Go through the material and pull out every line with the string "private" in it.

____ INPUT MATERIAL

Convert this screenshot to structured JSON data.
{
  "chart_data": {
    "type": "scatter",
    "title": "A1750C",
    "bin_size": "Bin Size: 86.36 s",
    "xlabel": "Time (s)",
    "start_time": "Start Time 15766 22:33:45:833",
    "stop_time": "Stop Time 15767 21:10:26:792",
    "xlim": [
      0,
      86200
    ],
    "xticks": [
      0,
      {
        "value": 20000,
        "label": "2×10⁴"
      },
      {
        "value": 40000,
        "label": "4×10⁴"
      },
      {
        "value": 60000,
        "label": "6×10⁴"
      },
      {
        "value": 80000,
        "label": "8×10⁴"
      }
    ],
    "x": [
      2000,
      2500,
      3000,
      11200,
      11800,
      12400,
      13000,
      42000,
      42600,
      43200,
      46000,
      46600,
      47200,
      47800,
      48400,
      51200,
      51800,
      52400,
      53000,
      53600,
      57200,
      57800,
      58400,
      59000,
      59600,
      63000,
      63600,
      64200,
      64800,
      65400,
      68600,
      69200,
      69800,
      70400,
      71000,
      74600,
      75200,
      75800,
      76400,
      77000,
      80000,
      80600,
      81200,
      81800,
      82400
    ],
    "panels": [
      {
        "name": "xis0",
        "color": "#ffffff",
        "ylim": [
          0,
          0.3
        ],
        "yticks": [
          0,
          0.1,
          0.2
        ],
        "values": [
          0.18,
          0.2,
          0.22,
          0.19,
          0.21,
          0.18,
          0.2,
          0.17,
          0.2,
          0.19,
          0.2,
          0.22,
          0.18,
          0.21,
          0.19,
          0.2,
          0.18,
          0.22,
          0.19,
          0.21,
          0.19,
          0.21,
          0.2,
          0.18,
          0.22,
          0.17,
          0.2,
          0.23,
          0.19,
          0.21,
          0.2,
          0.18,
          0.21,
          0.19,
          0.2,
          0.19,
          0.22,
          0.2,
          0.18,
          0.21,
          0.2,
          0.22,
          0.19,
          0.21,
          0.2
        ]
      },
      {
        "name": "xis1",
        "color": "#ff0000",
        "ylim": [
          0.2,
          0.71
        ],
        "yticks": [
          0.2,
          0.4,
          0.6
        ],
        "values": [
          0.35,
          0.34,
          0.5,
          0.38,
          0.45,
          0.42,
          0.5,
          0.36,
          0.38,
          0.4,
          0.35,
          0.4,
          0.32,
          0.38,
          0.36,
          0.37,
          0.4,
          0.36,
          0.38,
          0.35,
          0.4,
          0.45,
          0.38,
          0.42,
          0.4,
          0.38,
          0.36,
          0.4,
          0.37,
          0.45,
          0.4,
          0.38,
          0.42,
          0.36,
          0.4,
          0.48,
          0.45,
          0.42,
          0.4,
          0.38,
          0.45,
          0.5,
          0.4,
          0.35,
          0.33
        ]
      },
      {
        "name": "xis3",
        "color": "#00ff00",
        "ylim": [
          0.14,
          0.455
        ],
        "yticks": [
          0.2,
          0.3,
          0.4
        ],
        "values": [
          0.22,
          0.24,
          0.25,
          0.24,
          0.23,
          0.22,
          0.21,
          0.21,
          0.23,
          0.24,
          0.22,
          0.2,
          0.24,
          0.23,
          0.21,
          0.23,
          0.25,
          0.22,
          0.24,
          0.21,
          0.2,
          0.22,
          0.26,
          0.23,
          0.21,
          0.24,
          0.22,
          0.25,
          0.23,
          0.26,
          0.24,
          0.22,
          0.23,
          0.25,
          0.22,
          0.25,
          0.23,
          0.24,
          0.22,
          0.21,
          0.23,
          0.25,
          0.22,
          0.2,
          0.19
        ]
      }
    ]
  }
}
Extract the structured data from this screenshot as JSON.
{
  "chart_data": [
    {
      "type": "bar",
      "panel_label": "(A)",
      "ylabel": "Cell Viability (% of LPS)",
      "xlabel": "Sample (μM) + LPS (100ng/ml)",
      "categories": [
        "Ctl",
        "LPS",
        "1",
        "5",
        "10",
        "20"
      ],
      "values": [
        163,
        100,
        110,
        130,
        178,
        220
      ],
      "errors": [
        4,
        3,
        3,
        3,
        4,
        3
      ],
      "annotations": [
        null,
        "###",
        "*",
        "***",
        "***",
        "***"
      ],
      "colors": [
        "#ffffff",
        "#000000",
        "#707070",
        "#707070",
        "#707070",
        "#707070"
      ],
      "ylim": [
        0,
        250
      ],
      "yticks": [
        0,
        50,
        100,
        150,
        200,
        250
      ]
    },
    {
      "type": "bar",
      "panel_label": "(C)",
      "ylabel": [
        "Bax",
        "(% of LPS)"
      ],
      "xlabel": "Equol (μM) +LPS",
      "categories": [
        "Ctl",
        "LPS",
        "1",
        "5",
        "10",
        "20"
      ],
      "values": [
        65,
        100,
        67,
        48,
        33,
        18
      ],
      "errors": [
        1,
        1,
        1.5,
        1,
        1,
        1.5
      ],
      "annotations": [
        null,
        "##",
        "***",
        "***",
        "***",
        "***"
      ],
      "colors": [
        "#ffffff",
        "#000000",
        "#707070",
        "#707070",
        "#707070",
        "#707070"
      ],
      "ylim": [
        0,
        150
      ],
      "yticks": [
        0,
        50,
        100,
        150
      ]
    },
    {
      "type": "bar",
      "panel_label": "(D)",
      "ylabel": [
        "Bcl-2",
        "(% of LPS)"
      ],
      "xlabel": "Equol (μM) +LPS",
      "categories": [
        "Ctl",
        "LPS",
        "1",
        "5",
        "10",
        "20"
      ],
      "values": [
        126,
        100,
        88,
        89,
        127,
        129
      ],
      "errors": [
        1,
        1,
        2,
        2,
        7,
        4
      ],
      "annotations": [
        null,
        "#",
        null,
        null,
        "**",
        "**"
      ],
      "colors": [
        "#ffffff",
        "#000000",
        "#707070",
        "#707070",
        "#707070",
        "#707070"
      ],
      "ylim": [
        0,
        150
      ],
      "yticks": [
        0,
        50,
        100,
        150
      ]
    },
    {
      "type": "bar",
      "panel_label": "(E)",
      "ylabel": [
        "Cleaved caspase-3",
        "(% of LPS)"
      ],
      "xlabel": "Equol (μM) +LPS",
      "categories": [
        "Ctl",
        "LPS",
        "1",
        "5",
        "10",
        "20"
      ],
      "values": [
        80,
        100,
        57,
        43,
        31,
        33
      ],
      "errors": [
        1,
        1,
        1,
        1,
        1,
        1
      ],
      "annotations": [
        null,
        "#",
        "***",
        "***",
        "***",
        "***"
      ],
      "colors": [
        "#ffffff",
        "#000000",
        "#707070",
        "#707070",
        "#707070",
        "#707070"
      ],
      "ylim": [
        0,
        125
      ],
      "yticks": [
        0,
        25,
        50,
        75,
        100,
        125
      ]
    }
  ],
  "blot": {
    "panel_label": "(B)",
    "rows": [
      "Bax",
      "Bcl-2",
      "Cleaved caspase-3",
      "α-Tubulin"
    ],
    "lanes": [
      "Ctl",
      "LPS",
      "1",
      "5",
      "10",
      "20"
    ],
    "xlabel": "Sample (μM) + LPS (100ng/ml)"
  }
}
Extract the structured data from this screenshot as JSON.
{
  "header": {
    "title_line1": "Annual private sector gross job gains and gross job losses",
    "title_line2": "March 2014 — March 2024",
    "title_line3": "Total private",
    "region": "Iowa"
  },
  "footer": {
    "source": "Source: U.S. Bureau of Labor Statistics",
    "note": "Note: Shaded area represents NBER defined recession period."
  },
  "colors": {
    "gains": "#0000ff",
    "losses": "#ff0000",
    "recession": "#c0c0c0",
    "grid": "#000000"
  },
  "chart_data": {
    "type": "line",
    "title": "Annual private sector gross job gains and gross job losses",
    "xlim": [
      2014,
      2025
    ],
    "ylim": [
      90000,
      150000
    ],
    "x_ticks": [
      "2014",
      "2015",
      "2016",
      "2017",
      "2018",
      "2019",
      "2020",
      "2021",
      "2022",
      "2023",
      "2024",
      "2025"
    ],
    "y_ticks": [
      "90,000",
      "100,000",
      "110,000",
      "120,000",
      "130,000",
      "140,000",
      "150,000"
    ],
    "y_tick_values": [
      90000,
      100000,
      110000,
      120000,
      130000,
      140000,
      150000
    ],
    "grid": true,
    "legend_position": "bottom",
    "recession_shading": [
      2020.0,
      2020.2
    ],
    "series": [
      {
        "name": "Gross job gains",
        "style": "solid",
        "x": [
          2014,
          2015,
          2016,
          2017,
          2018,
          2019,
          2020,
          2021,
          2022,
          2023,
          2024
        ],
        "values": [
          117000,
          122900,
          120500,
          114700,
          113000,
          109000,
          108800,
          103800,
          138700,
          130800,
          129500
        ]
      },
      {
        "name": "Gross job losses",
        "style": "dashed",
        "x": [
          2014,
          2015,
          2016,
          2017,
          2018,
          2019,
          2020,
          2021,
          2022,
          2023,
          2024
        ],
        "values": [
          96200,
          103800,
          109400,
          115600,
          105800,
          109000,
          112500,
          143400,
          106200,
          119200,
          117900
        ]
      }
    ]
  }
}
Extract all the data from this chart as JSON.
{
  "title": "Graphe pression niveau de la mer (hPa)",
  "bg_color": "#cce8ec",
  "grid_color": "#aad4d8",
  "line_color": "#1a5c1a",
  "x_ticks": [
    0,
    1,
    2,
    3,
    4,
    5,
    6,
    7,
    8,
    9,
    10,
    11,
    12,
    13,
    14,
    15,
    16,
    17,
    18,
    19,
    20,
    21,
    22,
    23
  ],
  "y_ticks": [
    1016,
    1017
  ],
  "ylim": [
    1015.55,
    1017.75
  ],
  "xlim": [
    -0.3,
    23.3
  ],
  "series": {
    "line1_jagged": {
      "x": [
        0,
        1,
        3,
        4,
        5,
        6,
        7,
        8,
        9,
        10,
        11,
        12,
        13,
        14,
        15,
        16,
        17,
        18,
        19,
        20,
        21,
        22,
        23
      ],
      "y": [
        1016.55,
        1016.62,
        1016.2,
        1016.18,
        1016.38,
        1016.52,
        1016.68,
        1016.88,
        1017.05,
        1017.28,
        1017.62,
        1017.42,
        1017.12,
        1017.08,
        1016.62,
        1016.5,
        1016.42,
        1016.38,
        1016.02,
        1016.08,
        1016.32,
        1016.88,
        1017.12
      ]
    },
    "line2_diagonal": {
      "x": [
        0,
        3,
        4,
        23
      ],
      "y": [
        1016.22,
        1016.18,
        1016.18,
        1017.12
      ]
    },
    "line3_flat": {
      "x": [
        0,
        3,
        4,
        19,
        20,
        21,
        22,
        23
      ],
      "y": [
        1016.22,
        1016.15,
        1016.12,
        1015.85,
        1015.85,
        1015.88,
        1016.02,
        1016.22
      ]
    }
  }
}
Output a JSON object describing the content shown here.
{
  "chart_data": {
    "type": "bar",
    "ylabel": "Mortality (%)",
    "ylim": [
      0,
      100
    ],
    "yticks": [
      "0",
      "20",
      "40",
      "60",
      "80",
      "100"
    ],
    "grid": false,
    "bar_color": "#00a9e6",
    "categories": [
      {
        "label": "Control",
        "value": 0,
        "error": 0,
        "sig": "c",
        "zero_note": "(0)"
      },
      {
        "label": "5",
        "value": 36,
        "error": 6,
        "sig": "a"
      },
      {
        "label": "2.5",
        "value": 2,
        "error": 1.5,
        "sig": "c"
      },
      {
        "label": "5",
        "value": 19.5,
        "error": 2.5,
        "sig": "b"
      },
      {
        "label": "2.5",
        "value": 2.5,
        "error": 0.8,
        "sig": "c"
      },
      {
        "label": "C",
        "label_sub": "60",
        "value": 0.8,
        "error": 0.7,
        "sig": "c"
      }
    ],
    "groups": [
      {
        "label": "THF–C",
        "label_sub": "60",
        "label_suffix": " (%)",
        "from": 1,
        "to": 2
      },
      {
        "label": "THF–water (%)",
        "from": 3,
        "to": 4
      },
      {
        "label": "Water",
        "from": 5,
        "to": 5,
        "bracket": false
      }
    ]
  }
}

________

**COMPLETE ANSWER**.
    "title_line1": "Annual private sector gross job gains and gross job losses",
    "title_line3": "Total private",
    "title": "Annual private sector gross job gains and gross job losses",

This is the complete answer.